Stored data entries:
* * * *

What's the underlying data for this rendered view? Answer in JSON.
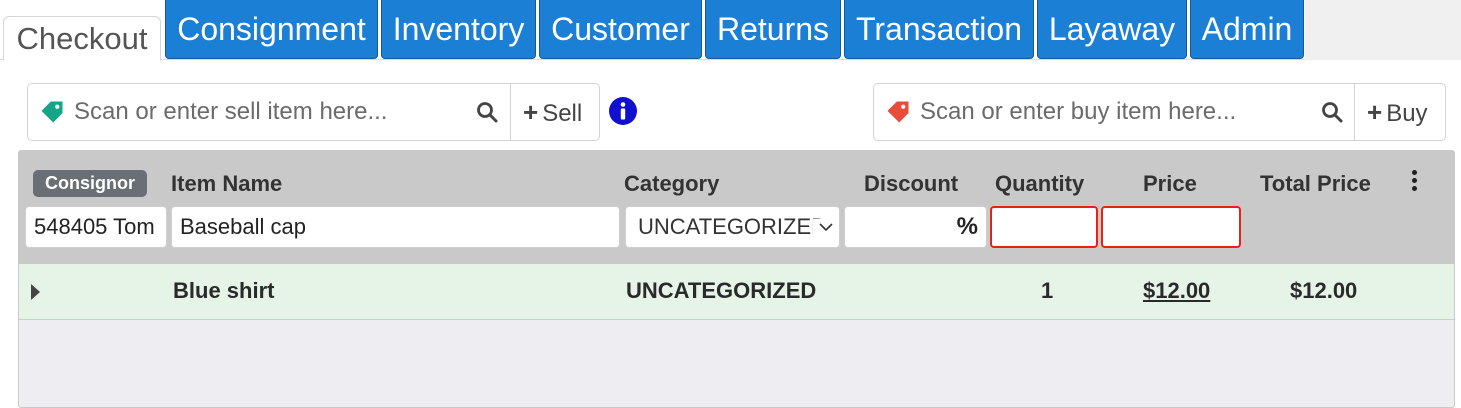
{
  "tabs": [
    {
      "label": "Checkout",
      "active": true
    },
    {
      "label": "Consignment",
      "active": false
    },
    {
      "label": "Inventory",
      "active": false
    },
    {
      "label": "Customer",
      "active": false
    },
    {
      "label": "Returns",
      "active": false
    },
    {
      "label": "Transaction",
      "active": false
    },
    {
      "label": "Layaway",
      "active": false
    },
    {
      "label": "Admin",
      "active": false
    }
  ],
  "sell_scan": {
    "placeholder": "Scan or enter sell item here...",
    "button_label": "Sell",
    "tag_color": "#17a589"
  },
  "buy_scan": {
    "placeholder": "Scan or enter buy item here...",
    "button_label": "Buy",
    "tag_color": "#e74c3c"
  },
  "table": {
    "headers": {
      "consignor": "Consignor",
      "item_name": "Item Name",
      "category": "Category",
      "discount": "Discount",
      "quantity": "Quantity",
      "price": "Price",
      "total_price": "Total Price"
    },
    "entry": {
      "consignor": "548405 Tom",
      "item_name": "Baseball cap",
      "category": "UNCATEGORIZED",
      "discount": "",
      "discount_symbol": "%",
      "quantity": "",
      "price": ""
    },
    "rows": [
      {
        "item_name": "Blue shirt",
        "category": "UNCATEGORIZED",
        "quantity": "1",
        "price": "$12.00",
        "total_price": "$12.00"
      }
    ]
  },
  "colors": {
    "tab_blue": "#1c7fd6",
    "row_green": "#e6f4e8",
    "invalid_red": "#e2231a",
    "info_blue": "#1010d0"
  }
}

* * * *

Objective: Go through the data and gather every line that holds "UNCATEGORIZED".

The result:
      "category": "UNCATEGORIZED",
        "category": "UNCATEGORIZED",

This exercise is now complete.